The answer is a single number: how many lines hold the string "username".

ROWS ->
* * * *

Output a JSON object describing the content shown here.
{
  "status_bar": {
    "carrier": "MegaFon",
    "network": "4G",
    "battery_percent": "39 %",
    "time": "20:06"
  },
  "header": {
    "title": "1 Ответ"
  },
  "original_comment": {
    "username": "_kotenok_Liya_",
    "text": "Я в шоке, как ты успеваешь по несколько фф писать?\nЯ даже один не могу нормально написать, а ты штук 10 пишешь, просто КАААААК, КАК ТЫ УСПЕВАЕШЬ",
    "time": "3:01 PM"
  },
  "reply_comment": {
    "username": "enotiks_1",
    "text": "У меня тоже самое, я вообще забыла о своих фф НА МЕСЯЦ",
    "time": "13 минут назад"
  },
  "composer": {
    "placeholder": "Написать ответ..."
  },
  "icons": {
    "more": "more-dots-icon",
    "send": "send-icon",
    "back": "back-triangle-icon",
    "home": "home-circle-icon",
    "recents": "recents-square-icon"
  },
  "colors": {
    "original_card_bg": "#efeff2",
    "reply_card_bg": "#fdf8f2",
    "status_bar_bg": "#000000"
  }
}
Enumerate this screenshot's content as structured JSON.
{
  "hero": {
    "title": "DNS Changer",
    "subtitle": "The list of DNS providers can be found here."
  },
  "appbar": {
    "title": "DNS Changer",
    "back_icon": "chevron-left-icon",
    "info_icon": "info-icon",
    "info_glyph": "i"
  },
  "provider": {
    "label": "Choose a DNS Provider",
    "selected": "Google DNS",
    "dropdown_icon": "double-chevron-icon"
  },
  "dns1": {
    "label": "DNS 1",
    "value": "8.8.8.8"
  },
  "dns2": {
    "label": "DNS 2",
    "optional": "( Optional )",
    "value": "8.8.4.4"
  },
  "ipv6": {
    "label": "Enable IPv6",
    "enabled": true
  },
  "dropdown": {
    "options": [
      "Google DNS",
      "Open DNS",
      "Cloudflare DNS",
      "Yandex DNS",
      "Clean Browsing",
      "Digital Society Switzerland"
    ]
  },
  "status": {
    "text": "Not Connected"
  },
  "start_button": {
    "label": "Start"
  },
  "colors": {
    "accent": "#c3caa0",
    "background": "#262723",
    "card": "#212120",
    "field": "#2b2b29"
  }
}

* * * *

ANSWER FOR THIS EXERCISE -> 2